▸ SUPPLIED MATERIAL
<<<<

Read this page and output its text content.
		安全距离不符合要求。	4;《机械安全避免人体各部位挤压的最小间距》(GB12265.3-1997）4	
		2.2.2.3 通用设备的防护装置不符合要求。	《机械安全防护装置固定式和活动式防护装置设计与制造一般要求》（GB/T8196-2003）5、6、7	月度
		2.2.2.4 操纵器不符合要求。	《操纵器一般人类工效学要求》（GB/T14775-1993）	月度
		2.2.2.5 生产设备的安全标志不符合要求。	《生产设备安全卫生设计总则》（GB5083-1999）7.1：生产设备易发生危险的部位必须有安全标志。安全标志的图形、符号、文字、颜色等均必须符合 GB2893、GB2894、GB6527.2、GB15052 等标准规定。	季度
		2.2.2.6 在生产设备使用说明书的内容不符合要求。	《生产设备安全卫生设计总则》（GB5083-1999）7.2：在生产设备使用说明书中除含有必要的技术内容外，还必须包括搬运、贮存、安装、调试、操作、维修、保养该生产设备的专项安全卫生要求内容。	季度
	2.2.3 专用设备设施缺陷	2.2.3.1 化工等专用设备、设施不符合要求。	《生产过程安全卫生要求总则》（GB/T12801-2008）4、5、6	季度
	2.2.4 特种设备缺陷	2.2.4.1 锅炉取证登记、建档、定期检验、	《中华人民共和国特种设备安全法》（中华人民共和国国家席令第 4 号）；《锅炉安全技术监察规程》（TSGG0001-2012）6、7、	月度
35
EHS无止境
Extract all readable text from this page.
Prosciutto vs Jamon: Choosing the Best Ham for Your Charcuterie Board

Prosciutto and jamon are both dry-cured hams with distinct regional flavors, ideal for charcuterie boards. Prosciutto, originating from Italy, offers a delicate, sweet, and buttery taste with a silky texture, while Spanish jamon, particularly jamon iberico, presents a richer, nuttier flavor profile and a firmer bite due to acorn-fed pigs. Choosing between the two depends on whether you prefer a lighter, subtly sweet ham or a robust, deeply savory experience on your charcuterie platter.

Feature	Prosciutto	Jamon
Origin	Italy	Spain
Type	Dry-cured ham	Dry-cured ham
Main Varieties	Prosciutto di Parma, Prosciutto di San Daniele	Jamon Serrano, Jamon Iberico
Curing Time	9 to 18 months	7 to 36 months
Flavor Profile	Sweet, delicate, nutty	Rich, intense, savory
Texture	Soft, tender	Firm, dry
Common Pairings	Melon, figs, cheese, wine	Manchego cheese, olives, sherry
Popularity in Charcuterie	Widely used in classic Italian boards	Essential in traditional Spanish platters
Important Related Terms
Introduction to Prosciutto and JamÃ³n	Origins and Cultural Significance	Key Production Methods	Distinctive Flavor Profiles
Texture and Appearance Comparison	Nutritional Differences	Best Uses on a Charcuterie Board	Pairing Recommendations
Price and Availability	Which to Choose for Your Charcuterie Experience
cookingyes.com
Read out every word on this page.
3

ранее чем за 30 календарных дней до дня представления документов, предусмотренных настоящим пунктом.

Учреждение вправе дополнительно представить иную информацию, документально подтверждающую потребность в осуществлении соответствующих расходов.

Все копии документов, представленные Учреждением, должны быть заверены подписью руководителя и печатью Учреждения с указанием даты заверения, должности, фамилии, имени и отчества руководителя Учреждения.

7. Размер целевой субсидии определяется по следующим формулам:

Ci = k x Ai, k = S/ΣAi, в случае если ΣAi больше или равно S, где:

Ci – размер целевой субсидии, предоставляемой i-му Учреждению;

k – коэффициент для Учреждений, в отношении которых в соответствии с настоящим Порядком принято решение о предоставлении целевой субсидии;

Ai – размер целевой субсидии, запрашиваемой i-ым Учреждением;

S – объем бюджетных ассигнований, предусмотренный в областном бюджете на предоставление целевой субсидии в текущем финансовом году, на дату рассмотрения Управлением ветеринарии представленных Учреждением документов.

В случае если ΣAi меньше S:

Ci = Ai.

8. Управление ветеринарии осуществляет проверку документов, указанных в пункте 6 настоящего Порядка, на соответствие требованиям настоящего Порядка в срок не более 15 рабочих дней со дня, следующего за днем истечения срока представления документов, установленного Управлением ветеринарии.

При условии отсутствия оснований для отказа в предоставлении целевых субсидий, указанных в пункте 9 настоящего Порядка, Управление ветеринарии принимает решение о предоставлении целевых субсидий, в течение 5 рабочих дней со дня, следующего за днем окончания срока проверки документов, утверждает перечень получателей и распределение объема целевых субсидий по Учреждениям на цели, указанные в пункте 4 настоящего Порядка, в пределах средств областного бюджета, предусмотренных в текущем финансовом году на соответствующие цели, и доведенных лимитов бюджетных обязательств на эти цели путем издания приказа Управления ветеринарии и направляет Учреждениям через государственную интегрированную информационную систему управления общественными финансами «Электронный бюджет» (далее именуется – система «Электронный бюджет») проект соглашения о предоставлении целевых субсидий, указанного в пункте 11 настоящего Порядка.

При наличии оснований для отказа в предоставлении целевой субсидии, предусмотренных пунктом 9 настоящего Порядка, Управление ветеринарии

>>>>

▸ EXERCISE DESCRIPTION
Return all of the entries word for word.

▸ COMPLETE ANSWER
Read this page and output its text content.
		安全距离不符合要求。	4;《机械安全避免人体各部位挤压的最小间距》(GB12265.3-1997）4	
		2.2.2.3 通用设备的防护装置不符合要求。	《机械安全防护装置固定式和活动式防护装置设计与制造一般要求》（GB/T8196-2003）5、6、7	月度
		2.2.2.4 操纵器不符合要求。	《操纵器一般人类工效学要求》（GB/T14775-1993）	月度
		2.2.2.5 生产设备的安全标志不符合要求。	《生产设备安全卫生设计总则》（GB5083-1999）7.1：生产设备易发生危险的部位必须有安全标志。安全标志的图形、符号、文字、颜色等均必须符合 GB2893、GB2894、GB6527.2、GB15052 等标准规定。	季度
		2.2.2.6 在生产设备使用说明书的内容不符合要求。	《生产设备安全卫生设计总则》（GB5083-1999）7.2：在生产设备使用说明书中除含有必要的技术内容外，还必须包括搬运、贮存、安装、调试、操作、维修、保养该生产设备的专项安全卫生要求内容。	季度
	2.2.3 专用设备设施缺陷	2.2.3.1 化工等专用设备、设施不符合要求。	《生产过程安全卫生要求总则》（GB/T12801-2008）4、5、6	季度
	2.2.4 特种设备缺陷	2.2.4.1 锅炉取证登记、建档、定期检验、	《中华人民共和国特种设备安全法》（中华人民共和国国家席令第 4 号）；《锅炉安全技术监察规程》（TSGG0001-2012）6、7、	月度
35
EHS无止境
Extract all readable text from this page.
Prosciutto vs Jamon: Choosing the Best Ham for Your Charcuterie Board

Prosciutto and jamon are both dry-cured hams with distinct regional flavors, ideal for charcuterie boards. Prosciutto, originating from Italy, offers a delicate, sweet, and buttery taste with a silky texture, while Spanish jamon, particularly jamon iberico, presents a richer, nuttier flavor profile and a firmer bite due to acorn-fed pigs. Choosing between the two depends on whether you prefer a lighter, subtly sweet ham or a robust, deeply savory experience on your charcuterie platter.

Feature	Prosciutto	Jamon
Origin	Italy	Spain
Type	Dry-cured ham	Dry-cured ham
Main Varieties	Prosciutto di Parma, Prosciutto di San Daniele	Jamon Serrano, Jamon Iberico
Curing Time	9 to 18 months	7 to 36 months
Flavor Profile	Sweet, delicate, nutty	Rich, intense, savory
Texture	Soft, tender	Firm, dry
Common Pairings	Melon, figs, cheese, wine	Manchego cheese, olives, sherry
Popularity in Charcuterie	Widely used in classic Italian boards	Essential in traditional Spanish platters
Important Related Terms
Introduction to Prosciutto and JamÃ³n	Origins and Cultural Significance	Key Production Methods	Distinctive Flavor Profiles
Texture and Appearance Comparison	Nutritional Differences	Best Uses on a Charcuterie Board	Pairing Recommendations
Price and Availability	Which to Choose for Your Charcuterie Experience
cookingyes.com
Read out every word on this page.
3

ранее чем за 30 календарных дней до дня представления документов, предусмотренных настоящим пунктом.

Учреждение вправе дополнительно представить иную информацию, документально подтверждающую потребность в осуществлении соответствующих расходов.

Все копии документов, представленные Учреждением, должны быть заверены подписью руководителя и печатью Учреждения с указанием даты заверения, должности, фамилии, имени и отчества руководителя Учреждения.

7. Размер целевой субсидии определяется по следующим формулам:

Ci = k x Ai, k = S/ΣAi, в случае если ΣAi больше или равно S, где:

Ci – размер целевой субсидии, предоставляемой i-му Учреждению;

k – коэффициент для Учреждений, в отношении которых в соответствии с настоящим Порядком принято решение о предоставлении целевой субсидии;

Ai – размер целевой субсидии, запрашиваемой i-ым Учреждением;

S – объем бюджетных ассигнований, предусмотренный в областном бюджете на предоставление целевой субсидии в текущем финансовом году, на дату рассмотрения Управлением ветеринарии представленных Учреждением документов.

В случае если ΣAi меньше S:

Ci = Ai.

8. Управление ветеринарии осуществляет проверку документов, указанных в пункте 6 настоящего Порядка, на соответствие требованиям настоящего Порядка в срок не более 15 рабочих дней со дня, следующего за днем истечения срока представления документов, установленного Управлением ветеринарии.

При условии отсутствия оснований для отказа в предоставлении целевых субсидий, указанных в пункте 9 настоящего Порядка, Управление ветеринарии принимает решение о предоставлении целевых субсидий, в течение 5 рабочих дней со дня, следующего за днем окончания срока проверки документов, утверждает перечень получателей и распределение объема целевых субсидий по Учреждениям на цели, указанные в пункте 4 настоящего Порядка, в пределах средств областного бюджета, предусмотренных в текущем финансовом году на соответствующие цели, и доведенных лимитов бюджетных обязательств на эти цели путем издания приказа Управления ветеринарии и направляет Учреждениям через государственную интегрированную информационную систему управления общественными финансами «Электронный бюджет» (далее именуется – система «Электронный бюджет») проект соглашения о предоставлении целевых субсидий, указанного в пункте 11 настоящего Порядка.

При наличии оснований для отказа в предоставлении целевой субсидии, предусмотренных пунктом 9 настоящего Порядка, Управление ветеринарии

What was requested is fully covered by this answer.